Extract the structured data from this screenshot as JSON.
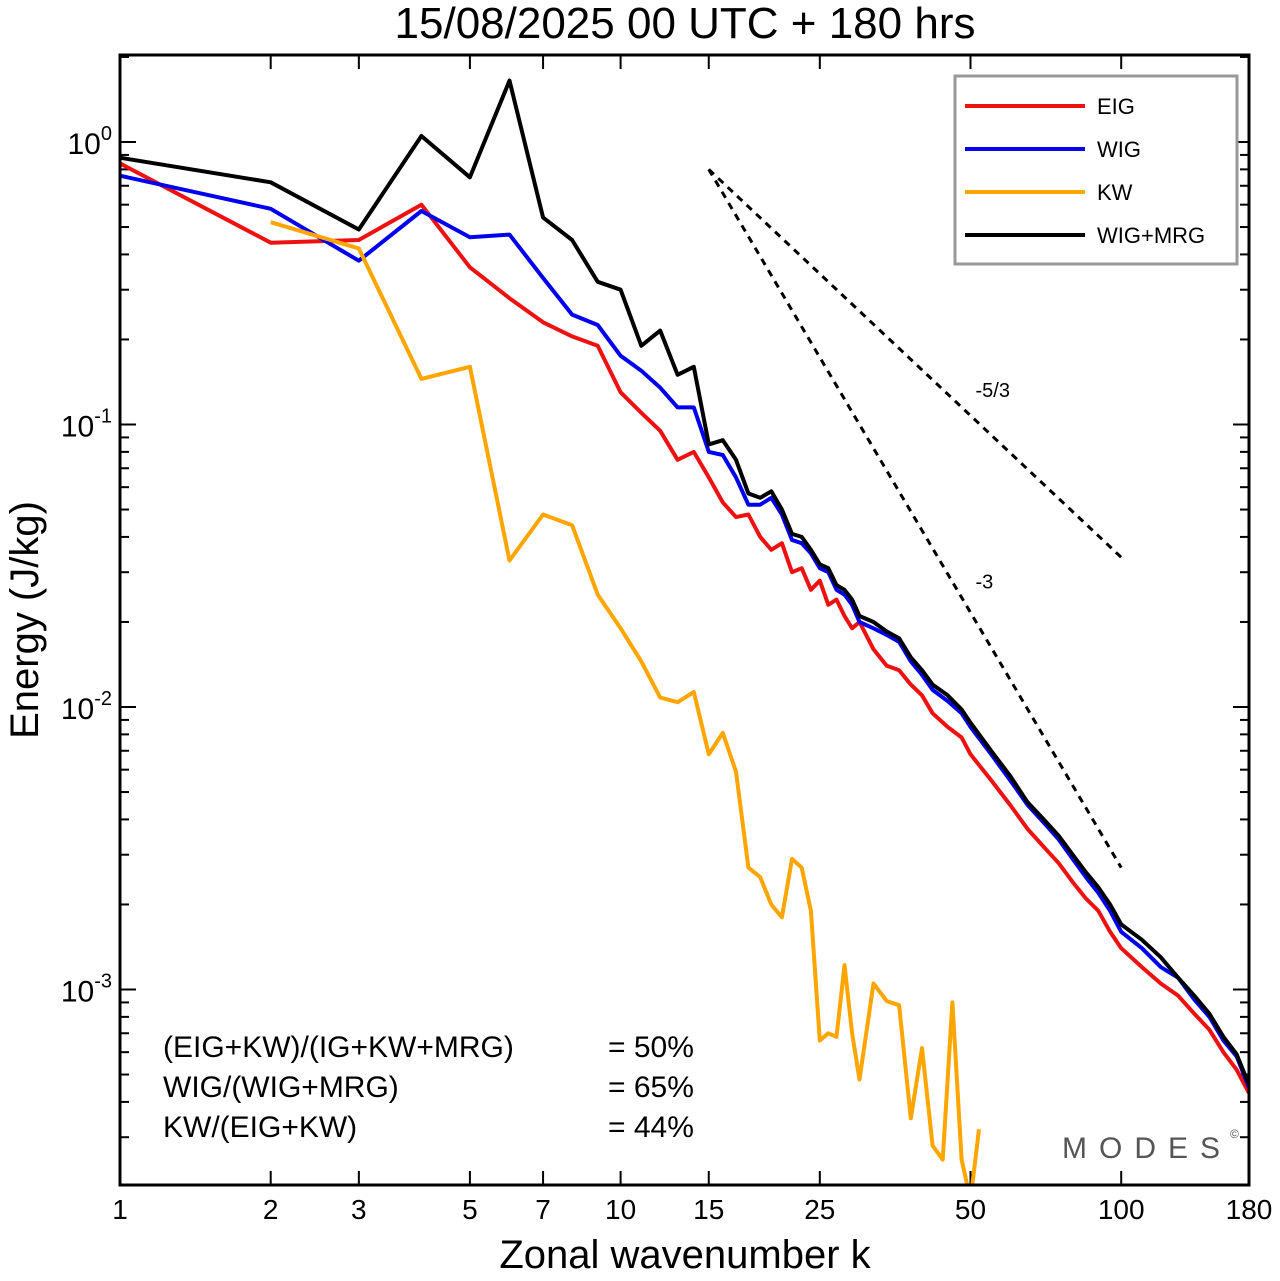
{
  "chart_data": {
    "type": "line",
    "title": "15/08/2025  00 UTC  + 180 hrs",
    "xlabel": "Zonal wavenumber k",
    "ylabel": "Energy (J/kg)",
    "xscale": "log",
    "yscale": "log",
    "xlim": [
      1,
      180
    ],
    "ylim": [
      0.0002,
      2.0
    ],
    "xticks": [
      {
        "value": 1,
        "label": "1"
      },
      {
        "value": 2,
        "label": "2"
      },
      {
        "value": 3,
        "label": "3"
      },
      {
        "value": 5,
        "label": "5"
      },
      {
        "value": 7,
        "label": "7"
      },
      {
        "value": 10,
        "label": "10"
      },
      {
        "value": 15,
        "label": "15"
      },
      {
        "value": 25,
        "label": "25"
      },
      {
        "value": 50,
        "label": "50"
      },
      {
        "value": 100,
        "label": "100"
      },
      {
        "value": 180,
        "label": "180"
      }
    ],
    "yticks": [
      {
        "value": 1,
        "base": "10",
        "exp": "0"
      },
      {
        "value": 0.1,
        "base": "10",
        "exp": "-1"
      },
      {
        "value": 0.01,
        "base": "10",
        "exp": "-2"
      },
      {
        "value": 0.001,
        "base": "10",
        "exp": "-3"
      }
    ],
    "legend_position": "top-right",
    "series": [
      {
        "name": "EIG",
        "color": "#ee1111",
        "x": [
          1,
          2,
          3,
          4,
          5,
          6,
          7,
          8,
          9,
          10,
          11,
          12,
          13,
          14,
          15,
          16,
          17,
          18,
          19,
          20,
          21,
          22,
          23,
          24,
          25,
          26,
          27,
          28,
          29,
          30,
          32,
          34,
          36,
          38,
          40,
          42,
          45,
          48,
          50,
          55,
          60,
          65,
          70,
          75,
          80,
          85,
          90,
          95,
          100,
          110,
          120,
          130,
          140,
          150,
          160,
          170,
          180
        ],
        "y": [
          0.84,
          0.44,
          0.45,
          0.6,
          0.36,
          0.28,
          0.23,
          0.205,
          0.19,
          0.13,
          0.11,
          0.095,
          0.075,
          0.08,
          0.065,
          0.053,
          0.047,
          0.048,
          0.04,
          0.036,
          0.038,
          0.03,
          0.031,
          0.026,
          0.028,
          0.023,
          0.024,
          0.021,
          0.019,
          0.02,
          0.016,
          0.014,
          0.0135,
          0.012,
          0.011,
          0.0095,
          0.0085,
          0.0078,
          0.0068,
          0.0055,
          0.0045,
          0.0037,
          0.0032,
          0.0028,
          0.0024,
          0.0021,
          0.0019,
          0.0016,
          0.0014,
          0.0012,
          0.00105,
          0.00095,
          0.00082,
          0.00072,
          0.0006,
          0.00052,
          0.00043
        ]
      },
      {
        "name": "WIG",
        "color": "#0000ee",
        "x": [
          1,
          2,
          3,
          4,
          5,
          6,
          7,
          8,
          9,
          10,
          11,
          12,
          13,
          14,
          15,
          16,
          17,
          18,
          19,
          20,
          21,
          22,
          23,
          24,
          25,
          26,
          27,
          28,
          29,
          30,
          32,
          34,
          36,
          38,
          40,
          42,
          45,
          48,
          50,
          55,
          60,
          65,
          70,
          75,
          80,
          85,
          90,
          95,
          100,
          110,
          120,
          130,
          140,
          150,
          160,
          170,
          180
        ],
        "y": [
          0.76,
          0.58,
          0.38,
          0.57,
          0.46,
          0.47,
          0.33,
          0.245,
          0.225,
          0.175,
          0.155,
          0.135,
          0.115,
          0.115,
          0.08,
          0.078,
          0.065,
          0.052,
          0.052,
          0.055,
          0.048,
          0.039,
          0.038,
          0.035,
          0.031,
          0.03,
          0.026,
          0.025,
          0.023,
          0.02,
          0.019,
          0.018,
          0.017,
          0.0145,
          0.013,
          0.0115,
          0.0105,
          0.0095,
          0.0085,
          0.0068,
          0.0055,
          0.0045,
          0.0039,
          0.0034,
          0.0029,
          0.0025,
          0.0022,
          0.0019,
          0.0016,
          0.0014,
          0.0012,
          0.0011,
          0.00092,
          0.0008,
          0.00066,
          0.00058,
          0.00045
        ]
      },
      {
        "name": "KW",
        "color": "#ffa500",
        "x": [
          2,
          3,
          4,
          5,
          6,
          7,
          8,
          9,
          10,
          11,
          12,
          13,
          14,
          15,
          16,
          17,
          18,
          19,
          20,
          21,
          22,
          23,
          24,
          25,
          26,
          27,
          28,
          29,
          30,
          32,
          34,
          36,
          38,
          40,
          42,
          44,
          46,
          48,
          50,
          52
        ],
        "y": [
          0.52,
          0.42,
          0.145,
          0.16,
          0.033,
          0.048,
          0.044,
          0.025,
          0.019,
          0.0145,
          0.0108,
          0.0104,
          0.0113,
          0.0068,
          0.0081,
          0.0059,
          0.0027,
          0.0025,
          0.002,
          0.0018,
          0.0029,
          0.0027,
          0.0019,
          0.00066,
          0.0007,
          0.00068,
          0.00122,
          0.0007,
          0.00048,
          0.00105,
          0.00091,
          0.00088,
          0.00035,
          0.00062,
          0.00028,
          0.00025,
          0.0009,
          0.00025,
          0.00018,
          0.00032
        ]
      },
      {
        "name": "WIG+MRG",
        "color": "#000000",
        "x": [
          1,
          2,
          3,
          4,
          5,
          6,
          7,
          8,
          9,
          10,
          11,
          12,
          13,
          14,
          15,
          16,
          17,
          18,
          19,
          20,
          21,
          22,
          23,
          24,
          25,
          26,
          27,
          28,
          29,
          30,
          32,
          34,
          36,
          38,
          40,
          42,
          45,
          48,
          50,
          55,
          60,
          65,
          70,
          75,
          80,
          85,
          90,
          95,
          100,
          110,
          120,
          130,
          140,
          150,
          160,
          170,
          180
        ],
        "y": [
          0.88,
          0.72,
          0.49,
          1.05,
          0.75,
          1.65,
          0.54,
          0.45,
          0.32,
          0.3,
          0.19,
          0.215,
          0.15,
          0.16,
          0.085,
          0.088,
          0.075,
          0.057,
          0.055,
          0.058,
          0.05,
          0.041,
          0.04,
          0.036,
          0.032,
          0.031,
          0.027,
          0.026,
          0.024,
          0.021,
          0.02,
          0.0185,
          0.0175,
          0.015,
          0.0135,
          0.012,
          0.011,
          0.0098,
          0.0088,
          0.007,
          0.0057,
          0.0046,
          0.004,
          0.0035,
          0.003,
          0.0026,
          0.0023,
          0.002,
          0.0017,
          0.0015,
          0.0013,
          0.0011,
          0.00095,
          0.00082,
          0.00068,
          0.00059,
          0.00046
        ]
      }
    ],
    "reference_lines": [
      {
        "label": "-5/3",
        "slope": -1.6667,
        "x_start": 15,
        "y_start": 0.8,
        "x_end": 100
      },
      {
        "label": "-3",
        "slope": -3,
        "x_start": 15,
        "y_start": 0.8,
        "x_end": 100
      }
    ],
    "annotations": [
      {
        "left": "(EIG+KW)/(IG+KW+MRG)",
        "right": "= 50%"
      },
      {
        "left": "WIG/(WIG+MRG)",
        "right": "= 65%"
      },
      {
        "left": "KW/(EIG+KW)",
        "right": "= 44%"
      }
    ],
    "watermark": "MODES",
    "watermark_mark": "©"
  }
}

= = = =

WHAT THE TASK ASKS >> Lines containing "right" are to be counted. State the total and add nothing.

SOLUTION FOR THIS TASK >> 4